[Begin Records shown]
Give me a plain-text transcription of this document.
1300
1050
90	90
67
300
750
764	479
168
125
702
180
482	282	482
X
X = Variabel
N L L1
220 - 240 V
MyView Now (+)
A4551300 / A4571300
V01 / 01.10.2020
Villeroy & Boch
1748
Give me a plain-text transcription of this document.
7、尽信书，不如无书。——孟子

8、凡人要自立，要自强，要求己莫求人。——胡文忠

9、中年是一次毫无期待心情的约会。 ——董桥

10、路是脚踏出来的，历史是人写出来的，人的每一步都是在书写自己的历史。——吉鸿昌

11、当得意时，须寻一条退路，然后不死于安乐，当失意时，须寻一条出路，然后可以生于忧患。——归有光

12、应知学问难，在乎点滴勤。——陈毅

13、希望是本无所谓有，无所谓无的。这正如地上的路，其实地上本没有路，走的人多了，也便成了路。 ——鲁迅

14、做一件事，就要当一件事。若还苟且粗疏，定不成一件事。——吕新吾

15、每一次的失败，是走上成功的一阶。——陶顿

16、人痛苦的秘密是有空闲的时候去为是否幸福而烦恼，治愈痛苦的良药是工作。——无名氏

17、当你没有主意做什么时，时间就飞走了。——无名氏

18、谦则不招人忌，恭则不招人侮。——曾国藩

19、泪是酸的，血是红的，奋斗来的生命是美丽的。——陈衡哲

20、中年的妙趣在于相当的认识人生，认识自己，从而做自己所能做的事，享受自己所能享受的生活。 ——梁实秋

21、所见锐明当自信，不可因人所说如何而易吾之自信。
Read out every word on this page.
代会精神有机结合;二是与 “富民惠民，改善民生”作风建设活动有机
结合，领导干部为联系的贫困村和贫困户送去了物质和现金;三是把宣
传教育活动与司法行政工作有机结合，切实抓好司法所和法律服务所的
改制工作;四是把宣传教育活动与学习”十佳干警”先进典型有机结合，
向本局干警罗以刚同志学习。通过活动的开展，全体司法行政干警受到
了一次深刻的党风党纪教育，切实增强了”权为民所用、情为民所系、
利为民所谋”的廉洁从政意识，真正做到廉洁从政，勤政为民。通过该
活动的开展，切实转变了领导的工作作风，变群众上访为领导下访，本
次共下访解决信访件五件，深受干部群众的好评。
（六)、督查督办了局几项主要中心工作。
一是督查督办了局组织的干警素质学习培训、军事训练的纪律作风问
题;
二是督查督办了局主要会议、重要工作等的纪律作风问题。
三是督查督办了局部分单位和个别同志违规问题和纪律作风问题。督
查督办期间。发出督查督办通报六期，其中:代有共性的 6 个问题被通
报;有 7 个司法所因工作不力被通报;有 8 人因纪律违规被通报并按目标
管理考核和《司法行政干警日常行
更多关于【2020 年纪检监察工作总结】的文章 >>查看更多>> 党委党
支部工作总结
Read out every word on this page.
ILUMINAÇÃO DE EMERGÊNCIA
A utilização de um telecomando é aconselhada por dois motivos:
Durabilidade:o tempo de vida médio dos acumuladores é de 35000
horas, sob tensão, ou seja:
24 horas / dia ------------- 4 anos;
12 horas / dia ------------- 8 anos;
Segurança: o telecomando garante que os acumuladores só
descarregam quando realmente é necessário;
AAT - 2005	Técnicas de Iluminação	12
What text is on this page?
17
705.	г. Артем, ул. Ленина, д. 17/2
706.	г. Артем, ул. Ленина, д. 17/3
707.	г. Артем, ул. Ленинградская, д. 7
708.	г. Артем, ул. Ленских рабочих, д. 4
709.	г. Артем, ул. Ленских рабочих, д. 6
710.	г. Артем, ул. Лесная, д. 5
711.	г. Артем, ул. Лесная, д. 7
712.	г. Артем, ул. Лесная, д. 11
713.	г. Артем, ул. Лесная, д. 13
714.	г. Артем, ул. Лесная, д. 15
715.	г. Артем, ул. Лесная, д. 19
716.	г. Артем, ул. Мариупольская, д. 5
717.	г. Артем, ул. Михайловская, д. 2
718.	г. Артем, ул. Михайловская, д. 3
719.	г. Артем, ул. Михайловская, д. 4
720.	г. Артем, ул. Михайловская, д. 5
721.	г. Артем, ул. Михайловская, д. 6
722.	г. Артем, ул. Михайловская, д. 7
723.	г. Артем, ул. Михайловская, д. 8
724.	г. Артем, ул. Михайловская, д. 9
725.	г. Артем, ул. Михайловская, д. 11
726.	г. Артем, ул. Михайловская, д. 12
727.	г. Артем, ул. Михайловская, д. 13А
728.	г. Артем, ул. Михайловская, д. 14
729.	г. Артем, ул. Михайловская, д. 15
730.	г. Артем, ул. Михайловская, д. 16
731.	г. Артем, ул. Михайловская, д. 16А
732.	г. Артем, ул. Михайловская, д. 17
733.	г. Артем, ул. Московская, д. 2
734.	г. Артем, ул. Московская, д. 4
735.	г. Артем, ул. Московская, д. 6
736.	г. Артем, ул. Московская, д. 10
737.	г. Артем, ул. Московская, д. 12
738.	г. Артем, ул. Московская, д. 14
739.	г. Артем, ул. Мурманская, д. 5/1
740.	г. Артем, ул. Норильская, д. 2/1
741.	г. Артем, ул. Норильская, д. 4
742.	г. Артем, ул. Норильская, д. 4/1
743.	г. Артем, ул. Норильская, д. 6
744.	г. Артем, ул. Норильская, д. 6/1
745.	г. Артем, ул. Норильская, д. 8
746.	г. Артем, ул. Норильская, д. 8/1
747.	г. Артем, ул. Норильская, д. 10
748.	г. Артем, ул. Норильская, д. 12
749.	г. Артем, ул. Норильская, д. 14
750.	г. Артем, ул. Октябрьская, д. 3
[End Records shown]
Your goal: Return nothing except the number of lines that include the string "Норильская".

The output: 10